> _ROWS_

# # #

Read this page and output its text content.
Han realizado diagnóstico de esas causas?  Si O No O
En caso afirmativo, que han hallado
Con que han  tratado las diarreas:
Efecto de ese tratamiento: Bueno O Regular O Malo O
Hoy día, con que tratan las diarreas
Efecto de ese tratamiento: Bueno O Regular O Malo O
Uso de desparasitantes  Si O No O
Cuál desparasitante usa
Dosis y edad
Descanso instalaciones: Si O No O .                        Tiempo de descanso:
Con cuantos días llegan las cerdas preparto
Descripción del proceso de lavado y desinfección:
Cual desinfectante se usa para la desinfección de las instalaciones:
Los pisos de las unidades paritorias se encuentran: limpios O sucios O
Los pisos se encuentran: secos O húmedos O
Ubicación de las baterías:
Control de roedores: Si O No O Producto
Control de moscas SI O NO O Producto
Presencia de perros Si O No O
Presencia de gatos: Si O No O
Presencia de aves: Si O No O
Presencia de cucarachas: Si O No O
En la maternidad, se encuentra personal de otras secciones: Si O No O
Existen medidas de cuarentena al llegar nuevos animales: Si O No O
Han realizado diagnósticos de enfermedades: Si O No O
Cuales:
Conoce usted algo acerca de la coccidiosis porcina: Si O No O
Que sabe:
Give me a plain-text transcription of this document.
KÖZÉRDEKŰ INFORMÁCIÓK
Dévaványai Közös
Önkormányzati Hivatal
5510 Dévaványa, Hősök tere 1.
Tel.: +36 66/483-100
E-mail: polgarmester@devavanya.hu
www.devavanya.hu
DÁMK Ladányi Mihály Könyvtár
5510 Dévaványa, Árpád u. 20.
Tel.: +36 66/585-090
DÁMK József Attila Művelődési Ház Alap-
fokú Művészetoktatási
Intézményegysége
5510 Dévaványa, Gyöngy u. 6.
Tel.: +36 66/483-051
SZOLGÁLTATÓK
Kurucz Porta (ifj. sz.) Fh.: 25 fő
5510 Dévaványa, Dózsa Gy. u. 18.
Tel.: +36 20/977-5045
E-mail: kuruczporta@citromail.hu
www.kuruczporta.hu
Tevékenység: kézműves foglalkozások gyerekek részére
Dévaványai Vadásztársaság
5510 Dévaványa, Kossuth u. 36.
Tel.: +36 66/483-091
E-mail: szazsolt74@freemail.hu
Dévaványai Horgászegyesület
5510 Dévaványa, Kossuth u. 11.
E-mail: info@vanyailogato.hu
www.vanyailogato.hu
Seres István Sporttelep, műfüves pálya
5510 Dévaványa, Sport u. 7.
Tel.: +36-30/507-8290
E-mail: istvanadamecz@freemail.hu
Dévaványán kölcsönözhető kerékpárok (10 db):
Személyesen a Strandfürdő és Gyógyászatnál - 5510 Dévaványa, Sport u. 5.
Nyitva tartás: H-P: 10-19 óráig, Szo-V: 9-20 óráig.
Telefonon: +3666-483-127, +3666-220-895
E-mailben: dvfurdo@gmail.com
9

# # #

> _TASK TO CARRY OUT_
Extract, word for word, each line of the listing above.

> _EXERCISE RESPONSE_
Read this page and output its text content.
Han realizado diagnóstico de esas causas?  Si O No O
En caso afirmativo, que han hallado
Con que han  tratado las diarreas:
Efecto de ese tratamiento: Bueno O Regular O Malo O
Hoy día, con que tratan las diarreas
Efecto de ese tratamiento: Bueno O Regular O Malo O
Uso de desparasitantes  Si O No O
Cuál desparasitante usa
Dosis y edad
Descanso instalaciones: Si O No O .                        Tiempo de descanso:
Con cuantos días llegan las cerdas preparto
Descripción del proceso de lavado y desinfección:
Cual desinfectante se usa para la desinfección de las instalaciones:
Los pisos de las unidades paritorias se encuentran: limpios O sucios O
Los pisos se encuentran: secos O húmedos O
Ubicación de las baterías:
Control de roedores: Si O No O Producto
Control de moscas SI O NO O Producto
Presencia de perros Si O No O
Presencia de gatos: Si O No O
Presencia de aves: Si O No O
Presencia de cucarachas: Si O No O
En la maternidad, se encuentra personal de otras secciones: Si O No O
Existen medidas de cuarentena al llegar nuevos animales: Si O No O
Han realizado diagnósticos de enfermedades: Si O No O
Cuales:
Conoce usted algo acerca de la coccidiosis porcina: Si O No O
Que sabe:
Give me a plain-text transcription of this document.
KÖZÉRDEKŰ INFORMÁCIÓK
Dévaványai Közös
Önkormányzati Hivatal
5510 Dévaványa, Hősök tere 1.
Tel.: +36 66/483-100
E-mail: polgarmester@devavanya.hu
www.devavanya.hu
DÁMK Ladányi Mihály Könyvtár
5510 Dévaványa, Árpád u. 20.
Tel.: +36 66/585-090
DÁMK József Attila Művelődési Ház Alap-
fokú Művészetoktatási
Intézményegysége
5510 Dévaványa, Gyöngy u. 6.
Tel.: +36 66/483-051
SZOLGÁLTATÓK
Kurucz Porta (ifj. sz.) Fh.: 25 fő
5510 Dévaványa, Dózsa Gy. u. 18.
Tel.: +36 20/977-5045
E-mail: kuruczporta@citromail.hu
www.kuruczporta.hu
Tevékenység: kézműves foglalkozások gyerekek részére
Dévaványai Vadásztársaság
5510 Dévaványa, Kossuth u. 36.
Tel.: +36 66/483-091
E-mail: szazsolt74@freemail.hu
Dévaványai Horgászegyesület
5510 Dévaványa, Kossuth u. 11.
E-mail: info@vanyailogato.hu
www.vanyailogato.hu
Seres István Sporttelep, műfüves pálya
5510 Dévaványa, Sport u. 7.
Tel.: +36-30/507-8290
E-mail: istvanadamecz@freemail.hu
Dévaványán kölcsönözhető kerékpárok (10 db):
Személyesen a Strandfürdő és Gyógyászatnál - 5510 Dévaványa, Sport u. 5.
Nyitva tartás: H-P: 10-19 óráig, Szo-V: 9-20 óráig.
Telefonon: +3666-483-127, +3666-220-895
E-mailben: dvfurdo@gmail.com
9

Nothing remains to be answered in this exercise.